PROBLEM DETAILS
Begin at the line with "What does this" and output every line through the end of the records, exactly as given. Omit pictures.

TASK INPUTS
┌──

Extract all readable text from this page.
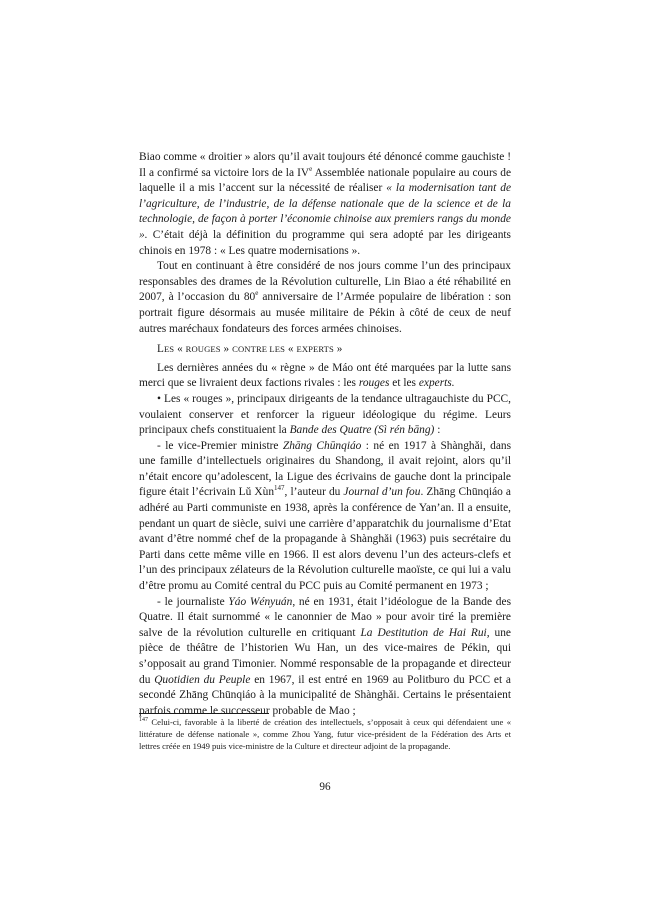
Biao comme « droitier » alors qu’il avait toujours été dénoncé comme gauchiste ! Il a confirmé sa victoire lors de la IVe Assemblée nationale populaire au cours de laquelle il a mis l’accent sur la nécessité de réaliser « la modernisation tant de l’agriculture, de l’industrie, de la défense nationale que de la science et de la technologie, de façon à porter l’économie chinoise aux premiers rangs du monde ». C’était déjà la définition du programme qui sera adopté par les dirigeants chinois en 1978 : « Les quatre modernisations ».

Tout en continuant à être considéré de nos jours comme l’un des principaux responsables des drames de la Révolution culturelle, Lin Biao a été réhabilité en 2007, à l’occasion du 80e anniversaire de l’Armée populaire de libération : son portrait figure désormais au musée militaire de Pékin à côté de ceux de neuf autres maréchaux fondateurs des forces armées chinoises.

LES « ROUGES » CONTRE LES « EXPERTS »

Les dernières années du « règne » de Máo ont été marquées par la lutte sans merci que se livraient deux factions rivales : les rouges et les experts.

• Les « rouges », principaux dirigeants de la tendance ultragauchiste du PCC, voulaient conserver et renforcer la rigueur idéologique du régime. Leurs principaux chefs constituaient la Bande des Quatre (Sì rén bāng) :

- le vice-Premier ministre Zhāng Chūnqiáo : né en 1917 à Shànghǎi, dans une famille d’intellectuels originaires du Shandong, il avait rejoint, alors qu’il n’était encore qu’adolescent, la Ligue des écrivains de gauche dont la principale figure était l’écrivain Lǔ Xùn$^{147}$, l’auteur du Journal d’un fou. Zhāng Chūnqiáo a adhéré au Parti communiste en 1938, après la conférence de Yan’an. Il a ensuite, pendant un quart de siècle, suivi une carrière d’apparatchik du journalisme d’Etat avant d’être nommé chef de la propagande à Shànghǎi (1963) puis secrétaire du Parti dans cette même ville en 1966. Il est alors devenu l’un des acteurs-clefs et l’un des principaux zélateurs de la Révolution culturelle maoïste, ce qui lui a valu d’être promu au Comité central du PCC puis au Comité permanent en 1973 ;

- le journaliste Yáo Wényuán, né en 1931, était l’idéologue de la Bande des Quatre. Il était surnommé « le canonnier de Mao » pour avoir tiré la première salve de la révolution culturelle en critiquant La Destitution de Hai Rui, une pièce de théâtre de l’historien Wu Han, un des vice-maires de Pékin, qui s’opposait au grand Timonier. Nommé responsable de la propagande et directeur du Quotidien du Peuple en 1967, il est entré en 1969 au Politburo du PCC et a secondé Zhāng Chūnqiáo à la municipalité de Shànghǎi. Certains le présentaient parfois comme le successeur probable de Mao ;

$^{147}$ Celui-ci, favorable à la liberté de création des intellectuels, s’opposait à ceux qui défendaient une « littérature de défense nationale », comme Zhou Yang, futur vice-président de la Fédération des Arts et lettres créée en 1949 puis vice-ministre de la Culture et directeur adjoint de la propagande.

96
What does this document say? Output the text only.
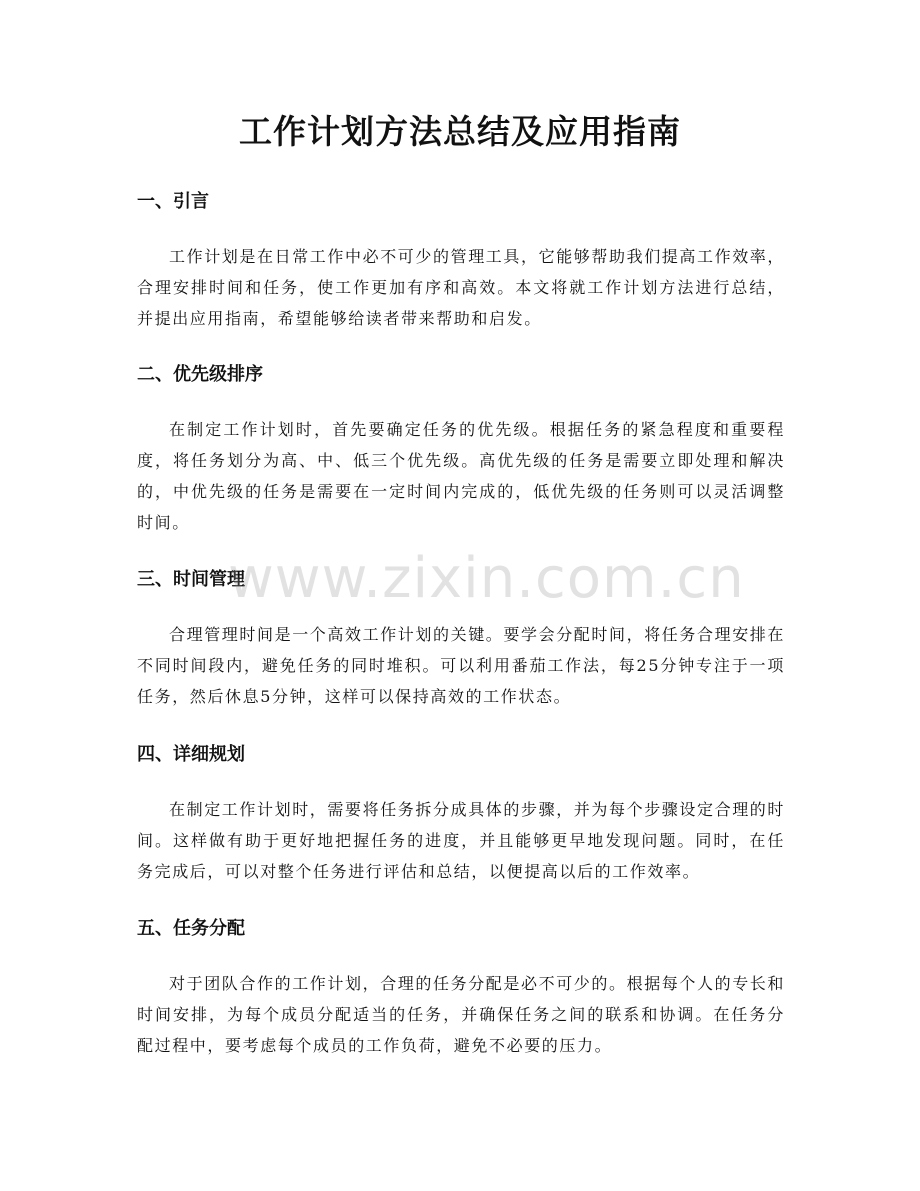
工作计划方法总结及应用指南
一、引言

工作计划是在日常工作中必不可少的管理工具，它能够帮助我们提高工作效率，合理安排时间和任务，使工作更加有序和高效。本文将就工作计划方法进行总结，并提出应用指南，希望能够给读者带来帮助和启发。

二、优先级排序

在制定工作计划时，首先要确定任务的优先级。根据任务的紧急程度和重要程度，将任务划分为高、中、低三个优先级。高优先级的任务是需要立即处理和解决的，中优先级的任务是需要在一定时间内完成的，低优先级的任务则可以灵活调整时间。

三、时间管理

合理管理时间是一个高效工作计划的关键。要学会分配时间，将任务合理安排在不同时间段内，避免任务的同时堆积。可以利用番茄工作法，每25分钟专注于一项任务，然后休息5分钟，这样可以保持高效的工作状态。

四、详细规划

在制定工作计划时，需要将任务拆分成具体的步骤，并为每个步骤设定合理的时间。这样做有助于更好地把握任务的进度，并且能够更早地发现问题。同时，在任务完成后，可以对整个任务进行评估和总结，以便提高以后的工作效率。

五、任务分配

对于团队合作的工作计划，合理的任务分配是必不可少的。根据每个人的专长和时间安排，为每个成员分配适当的任务，并确保任务之间的联系和协调。在任务分配过程中，要考虑每个成员的工作负荷，避免不必要的压力。

www.zixin.com.cn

└──

FINAL RESULT
What does this document say? Output the text only.
工作计划方法总结及应用指南
一、引言

工作计划是在日常工作中必不可少的管理工具，它能够帮助我们提高工作效率，合理安排时间和任务，使工作更加有序和高效。本文将就工作计划方法进行总结，并提出应用指南，希望能够给读者带来帮助和启发。

二、优先级排序

在制定工作计划时，首先要确定任务的优先级。根据任务的紧急程度和重要程度，将任务划分为高、中、低三个优先级。高优先级的任务是需要立即处理和解决的，中优先级的任务是需要在一定时间内完成的，低优先级的任务则可以灵活调整时间。

三、时间管理

合理管理时间是一个高效工作计划的关键。要学会分配时间，将任务合理安排在不同时间段内，避免任务的同时堆积。可以利用番茄工作法，每25分钟专注于一项任务，然后休息5分钟，这样可以保持高效的工作状态。

四、详细规划

在制定工作计划时，需要将任务拆分成具体的步骤，并为每个步骤设定合理的时间。这样做有助于更好地把握任务的进度，并且能够更早地发现问题。同时，在任务完成后，可以对整个任务进行评估和总结，以便提高以后的工作效率。

五、任务分配

对于团队合作的工作计划，合理的任务分配是必不可少的。根据每个人的专长和时间安排，为每个成员分配适当的任务，并确保任务之间的联系和协调。在任务分配过程中，要考虑每个成员的工作负荷，避免不必要的压力。

www.zixin.com.cn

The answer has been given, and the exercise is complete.